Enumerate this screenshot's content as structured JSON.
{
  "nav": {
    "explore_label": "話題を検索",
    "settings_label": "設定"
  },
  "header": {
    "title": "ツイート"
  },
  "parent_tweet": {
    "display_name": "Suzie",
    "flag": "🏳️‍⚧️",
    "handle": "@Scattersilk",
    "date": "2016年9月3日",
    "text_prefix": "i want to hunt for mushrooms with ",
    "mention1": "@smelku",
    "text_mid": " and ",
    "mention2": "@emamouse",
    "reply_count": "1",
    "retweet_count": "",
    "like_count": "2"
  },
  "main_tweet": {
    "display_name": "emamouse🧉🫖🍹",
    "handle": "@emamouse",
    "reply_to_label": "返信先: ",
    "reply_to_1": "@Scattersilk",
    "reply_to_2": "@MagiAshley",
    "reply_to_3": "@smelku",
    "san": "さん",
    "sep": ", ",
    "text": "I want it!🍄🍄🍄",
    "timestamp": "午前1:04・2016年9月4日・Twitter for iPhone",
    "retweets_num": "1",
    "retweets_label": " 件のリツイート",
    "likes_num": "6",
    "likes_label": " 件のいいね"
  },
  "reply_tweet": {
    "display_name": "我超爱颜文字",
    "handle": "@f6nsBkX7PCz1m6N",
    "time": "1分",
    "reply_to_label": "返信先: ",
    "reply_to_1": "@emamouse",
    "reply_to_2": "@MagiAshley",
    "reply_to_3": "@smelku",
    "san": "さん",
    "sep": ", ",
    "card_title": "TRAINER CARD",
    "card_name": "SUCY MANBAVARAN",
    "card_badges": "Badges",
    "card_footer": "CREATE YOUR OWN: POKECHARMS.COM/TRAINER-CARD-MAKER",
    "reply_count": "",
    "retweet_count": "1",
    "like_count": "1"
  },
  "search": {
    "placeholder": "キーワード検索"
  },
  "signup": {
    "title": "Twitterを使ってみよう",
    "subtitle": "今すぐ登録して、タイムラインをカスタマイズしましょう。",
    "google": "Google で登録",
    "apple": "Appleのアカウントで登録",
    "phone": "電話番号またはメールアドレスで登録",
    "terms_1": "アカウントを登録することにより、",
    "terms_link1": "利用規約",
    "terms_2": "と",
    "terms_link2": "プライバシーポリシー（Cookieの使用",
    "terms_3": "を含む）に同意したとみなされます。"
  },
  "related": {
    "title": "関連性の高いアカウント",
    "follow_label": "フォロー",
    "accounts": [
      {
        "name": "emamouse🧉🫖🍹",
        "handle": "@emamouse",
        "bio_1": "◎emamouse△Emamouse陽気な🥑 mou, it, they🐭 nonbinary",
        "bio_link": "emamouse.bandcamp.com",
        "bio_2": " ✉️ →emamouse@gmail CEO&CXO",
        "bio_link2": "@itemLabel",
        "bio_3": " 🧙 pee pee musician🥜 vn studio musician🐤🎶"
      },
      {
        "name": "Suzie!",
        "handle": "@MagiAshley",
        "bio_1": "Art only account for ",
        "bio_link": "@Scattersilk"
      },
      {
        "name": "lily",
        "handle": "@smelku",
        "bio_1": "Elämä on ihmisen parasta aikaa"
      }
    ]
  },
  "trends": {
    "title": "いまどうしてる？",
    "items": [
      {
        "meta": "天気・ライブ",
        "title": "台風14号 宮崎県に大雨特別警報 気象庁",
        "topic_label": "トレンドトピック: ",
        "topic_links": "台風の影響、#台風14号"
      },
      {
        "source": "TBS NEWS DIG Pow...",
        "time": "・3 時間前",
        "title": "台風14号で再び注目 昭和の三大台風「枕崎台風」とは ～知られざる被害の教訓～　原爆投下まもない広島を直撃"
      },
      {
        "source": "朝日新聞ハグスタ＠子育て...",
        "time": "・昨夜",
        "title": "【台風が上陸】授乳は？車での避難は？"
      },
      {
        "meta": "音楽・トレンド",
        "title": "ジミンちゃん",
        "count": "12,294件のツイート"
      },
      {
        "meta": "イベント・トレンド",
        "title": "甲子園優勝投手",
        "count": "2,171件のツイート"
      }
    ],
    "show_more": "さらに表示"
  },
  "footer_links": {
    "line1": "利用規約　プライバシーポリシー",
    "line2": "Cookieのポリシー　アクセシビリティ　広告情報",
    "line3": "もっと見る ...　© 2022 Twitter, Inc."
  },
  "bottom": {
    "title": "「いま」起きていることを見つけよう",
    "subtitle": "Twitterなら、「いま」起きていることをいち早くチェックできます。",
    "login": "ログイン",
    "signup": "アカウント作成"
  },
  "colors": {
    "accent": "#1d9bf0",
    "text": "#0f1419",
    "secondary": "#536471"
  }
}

Stated exercise —
From the data, list each line in which the string "smelku" appears.

Correct response —
    "mention1": "@smelku",
    "reply_to_3": "@smelku",
    "reply_to_3": "@smelku",
        "handle": "@smelku",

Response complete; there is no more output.